▶ [Exercise prompt]: For each line that holds "Spline", copy the line out.

▶ [Records shown]:

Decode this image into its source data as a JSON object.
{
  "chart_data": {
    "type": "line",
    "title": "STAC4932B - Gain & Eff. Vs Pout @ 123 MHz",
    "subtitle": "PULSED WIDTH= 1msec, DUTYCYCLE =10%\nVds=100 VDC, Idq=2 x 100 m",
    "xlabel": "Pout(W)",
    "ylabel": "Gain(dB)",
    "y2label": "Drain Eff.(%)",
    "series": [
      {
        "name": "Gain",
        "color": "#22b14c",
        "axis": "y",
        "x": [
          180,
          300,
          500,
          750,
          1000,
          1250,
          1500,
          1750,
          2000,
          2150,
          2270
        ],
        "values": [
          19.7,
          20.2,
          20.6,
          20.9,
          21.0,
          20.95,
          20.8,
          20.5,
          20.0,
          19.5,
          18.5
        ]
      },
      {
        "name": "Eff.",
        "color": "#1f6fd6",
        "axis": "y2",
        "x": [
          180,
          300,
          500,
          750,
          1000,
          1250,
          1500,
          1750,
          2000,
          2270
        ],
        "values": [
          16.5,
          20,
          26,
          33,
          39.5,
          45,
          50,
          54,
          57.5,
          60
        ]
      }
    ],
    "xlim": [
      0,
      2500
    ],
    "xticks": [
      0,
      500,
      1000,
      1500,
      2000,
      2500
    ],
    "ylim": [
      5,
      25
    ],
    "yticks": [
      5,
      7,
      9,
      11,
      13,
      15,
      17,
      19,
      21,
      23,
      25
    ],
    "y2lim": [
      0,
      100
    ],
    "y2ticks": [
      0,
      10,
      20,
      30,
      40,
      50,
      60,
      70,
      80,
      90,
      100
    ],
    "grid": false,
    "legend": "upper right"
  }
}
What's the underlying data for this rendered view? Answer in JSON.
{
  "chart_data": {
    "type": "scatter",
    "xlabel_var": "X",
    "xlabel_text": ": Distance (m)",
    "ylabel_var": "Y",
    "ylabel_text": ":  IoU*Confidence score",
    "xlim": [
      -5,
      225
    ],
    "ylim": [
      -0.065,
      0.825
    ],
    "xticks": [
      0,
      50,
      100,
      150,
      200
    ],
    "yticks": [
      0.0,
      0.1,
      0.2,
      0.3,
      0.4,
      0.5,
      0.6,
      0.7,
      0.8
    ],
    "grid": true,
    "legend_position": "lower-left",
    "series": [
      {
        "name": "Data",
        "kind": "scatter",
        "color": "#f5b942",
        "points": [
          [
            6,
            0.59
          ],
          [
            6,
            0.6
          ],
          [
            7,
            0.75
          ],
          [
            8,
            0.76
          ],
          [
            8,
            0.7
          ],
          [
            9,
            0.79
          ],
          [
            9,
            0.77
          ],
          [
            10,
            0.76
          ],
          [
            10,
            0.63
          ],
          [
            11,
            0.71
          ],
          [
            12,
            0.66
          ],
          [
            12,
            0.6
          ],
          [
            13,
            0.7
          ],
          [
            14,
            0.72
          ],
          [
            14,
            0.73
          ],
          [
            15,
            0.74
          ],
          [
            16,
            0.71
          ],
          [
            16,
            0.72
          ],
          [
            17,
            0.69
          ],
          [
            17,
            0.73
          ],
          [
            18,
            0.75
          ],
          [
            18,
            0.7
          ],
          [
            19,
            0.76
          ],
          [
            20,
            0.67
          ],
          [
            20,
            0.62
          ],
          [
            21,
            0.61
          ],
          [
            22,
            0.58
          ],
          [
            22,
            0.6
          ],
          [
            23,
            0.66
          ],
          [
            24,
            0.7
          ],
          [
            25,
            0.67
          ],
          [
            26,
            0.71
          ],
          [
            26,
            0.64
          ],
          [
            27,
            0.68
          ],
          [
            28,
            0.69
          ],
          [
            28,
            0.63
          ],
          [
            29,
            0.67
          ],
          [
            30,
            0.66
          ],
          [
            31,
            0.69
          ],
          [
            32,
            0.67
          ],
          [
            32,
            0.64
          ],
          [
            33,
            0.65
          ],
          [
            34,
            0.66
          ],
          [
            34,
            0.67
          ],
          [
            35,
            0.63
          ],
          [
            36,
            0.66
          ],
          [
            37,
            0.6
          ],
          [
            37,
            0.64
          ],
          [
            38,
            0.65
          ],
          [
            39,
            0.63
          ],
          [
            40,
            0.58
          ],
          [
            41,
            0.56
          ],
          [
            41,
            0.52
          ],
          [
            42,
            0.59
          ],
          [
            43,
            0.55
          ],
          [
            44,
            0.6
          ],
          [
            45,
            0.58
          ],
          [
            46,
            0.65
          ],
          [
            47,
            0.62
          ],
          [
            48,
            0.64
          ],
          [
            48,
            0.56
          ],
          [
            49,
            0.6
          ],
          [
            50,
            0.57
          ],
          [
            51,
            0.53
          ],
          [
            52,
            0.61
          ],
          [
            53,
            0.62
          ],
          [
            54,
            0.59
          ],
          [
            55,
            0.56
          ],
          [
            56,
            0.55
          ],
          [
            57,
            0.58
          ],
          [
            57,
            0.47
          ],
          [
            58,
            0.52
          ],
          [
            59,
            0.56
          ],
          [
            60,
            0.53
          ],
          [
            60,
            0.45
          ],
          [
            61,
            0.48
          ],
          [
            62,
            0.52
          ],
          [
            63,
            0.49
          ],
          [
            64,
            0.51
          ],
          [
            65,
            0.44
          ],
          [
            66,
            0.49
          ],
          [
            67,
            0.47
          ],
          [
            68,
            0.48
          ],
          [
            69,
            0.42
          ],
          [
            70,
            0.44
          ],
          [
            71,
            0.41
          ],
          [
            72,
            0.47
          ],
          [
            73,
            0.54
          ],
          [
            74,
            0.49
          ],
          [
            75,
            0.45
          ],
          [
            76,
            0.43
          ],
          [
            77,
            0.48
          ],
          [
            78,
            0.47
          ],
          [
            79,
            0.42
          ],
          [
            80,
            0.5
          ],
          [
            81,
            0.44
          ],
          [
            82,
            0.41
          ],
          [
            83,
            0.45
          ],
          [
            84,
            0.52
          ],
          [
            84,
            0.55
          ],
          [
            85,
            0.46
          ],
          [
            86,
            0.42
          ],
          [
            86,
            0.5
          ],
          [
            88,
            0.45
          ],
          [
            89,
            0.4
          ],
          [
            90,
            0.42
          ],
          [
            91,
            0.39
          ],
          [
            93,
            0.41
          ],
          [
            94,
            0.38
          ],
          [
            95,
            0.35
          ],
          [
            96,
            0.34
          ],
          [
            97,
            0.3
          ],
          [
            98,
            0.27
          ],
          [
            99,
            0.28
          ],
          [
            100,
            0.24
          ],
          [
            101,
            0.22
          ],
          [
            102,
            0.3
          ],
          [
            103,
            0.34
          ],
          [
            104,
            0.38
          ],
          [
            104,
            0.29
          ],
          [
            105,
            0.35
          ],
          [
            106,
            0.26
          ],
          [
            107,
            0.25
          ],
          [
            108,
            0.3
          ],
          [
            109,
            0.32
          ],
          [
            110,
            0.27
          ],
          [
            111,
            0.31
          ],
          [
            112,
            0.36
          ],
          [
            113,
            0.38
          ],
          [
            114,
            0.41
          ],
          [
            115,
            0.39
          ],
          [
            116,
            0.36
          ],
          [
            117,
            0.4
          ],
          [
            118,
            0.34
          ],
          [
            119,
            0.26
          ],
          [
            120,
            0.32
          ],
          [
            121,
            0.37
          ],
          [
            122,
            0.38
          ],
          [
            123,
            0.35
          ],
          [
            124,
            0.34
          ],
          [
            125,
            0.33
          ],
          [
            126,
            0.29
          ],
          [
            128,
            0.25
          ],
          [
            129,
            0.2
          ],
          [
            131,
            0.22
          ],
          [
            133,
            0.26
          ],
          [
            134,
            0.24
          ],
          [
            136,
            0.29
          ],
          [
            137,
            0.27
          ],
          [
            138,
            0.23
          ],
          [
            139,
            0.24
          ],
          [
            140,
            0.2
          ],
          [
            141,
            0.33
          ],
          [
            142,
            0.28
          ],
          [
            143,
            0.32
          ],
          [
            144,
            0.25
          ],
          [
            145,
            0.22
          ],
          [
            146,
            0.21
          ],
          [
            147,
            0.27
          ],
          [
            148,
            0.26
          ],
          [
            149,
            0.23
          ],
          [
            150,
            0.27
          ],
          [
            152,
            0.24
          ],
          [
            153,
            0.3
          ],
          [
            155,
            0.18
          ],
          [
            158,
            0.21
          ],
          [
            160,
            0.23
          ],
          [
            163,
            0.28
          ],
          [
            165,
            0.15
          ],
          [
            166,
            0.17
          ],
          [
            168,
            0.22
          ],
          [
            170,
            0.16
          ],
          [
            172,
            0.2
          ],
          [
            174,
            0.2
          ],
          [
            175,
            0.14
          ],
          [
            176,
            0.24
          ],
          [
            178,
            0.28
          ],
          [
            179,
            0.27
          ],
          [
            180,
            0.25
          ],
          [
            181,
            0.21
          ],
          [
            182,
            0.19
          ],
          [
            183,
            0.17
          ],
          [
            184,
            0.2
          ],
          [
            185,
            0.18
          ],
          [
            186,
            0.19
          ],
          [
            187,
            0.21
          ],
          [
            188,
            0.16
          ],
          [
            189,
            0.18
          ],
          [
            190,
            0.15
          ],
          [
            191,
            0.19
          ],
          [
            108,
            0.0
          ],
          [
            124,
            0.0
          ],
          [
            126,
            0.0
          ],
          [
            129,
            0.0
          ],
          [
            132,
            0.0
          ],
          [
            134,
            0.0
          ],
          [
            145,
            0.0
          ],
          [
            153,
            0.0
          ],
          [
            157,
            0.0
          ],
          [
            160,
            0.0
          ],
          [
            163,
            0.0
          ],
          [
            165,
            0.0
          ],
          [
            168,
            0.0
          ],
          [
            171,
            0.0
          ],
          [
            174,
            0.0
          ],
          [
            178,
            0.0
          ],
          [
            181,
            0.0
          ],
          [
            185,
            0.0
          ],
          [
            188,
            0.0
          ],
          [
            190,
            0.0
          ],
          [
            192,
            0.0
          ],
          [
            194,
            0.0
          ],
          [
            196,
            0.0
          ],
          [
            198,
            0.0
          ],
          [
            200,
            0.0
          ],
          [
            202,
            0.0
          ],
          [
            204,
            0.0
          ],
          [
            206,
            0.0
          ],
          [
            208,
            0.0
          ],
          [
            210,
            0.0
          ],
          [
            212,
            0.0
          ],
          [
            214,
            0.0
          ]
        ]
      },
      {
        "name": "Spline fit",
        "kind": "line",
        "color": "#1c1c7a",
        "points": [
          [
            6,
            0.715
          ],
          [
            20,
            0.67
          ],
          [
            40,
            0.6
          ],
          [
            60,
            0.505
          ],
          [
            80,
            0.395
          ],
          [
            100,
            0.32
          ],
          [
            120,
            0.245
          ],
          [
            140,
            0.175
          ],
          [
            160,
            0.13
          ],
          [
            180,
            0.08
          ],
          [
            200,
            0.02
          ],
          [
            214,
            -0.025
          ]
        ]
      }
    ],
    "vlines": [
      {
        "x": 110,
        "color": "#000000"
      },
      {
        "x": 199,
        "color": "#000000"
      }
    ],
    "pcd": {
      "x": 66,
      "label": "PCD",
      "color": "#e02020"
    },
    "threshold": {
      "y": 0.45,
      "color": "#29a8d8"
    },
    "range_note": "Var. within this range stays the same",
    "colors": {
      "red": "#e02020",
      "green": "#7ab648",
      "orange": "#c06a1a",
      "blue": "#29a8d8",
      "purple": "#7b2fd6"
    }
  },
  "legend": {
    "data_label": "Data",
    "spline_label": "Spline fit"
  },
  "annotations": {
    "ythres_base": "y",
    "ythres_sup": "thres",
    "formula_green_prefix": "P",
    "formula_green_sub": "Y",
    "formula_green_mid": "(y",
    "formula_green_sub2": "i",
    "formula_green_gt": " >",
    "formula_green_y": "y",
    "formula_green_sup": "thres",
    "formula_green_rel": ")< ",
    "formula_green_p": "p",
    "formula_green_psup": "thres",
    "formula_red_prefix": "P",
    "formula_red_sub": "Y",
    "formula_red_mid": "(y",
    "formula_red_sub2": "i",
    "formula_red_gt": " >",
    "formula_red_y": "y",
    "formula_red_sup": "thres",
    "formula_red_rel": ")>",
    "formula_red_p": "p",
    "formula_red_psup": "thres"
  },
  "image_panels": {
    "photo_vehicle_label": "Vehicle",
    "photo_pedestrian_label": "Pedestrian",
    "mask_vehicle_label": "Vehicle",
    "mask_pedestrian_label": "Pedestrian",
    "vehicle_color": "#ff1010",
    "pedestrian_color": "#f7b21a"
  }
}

▶ [Task result]:
        "name": "Spline fit",
    "spline_label": "Spline fit"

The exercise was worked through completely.